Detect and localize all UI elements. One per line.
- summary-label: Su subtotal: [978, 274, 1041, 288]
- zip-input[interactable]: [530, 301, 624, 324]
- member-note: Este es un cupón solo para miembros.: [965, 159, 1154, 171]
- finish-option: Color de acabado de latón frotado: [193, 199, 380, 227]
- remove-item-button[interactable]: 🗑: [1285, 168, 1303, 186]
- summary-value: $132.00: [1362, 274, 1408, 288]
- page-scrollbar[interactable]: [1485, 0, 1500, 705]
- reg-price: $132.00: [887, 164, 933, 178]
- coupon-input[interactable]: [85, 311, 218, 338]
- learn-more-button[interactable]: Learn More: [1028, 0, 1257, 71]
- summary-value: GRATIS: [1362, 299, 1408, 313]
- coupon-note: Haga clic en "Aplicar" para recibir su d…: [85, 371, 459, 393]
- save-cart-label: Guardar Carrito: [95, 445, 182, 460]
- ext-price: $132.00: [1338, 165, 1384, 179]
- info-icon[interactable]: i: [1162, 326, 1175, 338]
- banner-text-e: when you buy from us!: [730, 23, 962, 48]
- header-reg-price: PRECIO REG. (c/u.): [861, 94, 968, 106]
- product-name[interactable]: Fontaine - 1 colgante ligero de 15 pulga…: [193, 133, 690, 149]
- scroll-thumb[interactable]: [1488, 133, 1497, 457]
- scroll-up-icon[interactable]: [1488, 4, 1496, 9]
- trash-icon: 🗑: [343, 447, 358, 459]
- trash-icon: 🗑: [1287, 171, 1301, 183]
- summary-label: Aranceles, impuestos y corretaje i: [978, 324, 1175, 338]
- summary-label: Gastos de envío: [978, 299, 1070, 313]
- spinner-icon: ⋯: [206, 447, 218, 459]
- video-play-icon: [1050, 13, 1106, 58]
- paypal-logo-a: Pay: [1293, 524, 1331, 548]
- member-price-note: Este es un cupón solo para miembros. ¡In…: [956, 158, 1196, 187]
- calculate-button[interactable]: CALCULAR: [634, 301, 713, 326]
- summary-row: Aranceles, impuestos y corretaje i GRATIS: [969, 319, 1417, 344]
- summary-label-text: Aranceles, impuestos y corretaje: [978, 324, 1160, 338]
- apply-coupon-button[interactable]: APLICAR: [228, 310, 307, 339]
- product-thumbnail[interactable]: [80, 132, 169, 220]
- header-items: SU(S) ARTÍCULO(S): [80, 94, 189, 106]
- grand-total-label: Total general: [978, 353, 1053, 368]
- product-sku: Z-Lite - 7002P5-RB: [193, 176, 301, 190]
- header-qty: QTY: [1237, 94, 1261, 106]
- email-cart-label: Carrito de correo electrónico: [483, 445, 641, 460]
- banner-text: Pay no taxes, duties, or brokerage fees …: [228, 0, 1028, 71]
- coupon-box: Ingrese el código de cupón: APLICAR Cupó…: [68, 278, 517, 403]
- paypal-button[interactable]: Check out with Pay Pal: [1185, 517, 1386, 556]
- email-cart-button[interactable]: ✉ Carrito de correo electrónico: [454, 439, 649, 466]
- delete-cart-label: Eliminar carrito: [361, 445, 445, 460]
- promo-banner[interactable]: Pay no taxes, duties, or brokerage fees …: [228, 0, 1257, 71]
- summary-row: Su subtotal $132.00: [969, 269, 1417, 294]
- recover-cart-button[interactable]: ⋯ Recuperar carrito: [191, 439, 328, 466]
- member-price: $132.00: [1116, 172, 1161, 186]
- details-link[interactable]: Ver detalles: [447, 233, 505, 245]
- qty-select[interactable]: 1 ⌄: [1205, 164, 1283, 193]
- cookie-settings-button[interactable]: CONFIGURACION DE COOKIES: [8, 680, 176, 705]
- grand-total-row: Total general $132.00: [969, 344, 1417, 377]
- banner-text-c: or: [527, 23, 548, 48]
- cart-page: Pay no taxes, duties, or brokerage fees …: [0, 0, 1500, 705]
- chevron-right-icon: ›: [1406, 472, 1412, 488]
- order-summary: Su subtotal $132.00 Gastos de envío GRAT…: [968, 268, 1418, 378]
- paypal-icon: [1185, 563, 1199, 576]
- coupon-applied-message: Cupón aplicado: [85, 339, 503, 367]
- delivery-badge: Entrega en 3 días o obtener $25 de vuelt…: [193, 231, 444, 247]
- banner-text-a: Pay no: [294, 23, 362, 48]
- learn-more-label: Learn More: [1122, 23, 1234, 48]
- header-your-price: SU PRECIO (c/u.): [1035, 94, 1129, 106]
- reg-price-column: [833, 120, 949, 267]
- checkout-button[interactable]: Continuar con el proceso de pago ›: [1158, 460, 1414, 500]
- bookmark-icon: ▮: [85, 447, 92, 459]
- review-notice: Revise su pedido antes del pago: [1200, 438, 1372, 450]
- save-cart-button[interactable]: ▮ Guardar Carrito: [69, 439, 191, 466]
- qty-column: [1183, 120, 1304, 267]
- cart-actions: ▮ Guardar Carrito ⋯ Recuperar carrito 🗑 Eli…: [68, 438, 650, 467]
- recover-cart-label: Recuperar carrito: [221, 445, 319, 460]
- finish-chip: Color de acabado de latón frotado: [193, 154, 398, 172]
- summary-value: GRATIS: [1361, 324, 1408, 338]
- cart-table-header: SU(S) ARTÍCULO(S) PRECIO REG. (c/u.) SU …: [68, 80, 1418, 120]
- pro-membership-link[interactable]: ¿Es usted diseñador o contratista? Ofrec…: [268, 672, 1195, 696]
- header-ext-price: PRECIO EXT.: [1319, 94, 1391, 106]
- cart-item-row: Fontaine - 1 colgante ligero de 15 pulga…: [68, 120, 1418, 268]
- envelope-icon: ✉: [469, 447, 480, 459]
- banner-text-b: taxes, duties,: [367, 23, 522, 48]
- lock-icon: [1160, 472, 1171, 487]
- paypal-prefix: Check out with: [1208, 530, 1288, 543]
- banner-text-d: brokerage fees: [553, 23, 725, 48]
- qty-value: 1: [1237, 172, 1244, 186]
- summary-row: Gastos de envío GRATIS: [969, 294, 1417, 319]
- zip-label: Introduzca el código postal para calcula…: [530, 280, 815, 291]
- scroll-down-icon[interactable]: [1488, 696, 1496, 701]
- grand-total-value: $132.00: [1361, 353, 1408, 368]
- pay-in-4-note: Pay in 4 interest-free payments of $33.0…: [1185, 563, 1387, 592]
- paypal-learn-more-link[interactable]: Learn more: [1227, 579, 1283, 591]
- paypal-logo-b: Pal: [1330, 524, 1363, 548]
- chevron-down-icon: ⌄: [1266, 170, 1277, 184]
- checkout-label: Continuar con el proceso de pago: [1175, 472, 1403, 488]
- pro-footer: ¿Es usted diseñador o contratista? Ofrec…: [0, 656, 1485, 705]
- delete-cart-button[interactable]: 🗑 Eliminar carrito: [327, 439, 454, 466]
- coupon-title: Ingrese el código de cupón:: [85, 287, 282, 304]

▬▬▬▬▬▬

Work required: Collect every line of the listing that contains the string "Este". Matches must have the same uppercase and lowercase letters.

Exercise output:
- member-note: Este es un cupón solo para miembros.: [965, 159, 1154, 171]
- member-price-note: Este es un cupón solo para miembros. ¡In…: [956, 158, 1196, 187]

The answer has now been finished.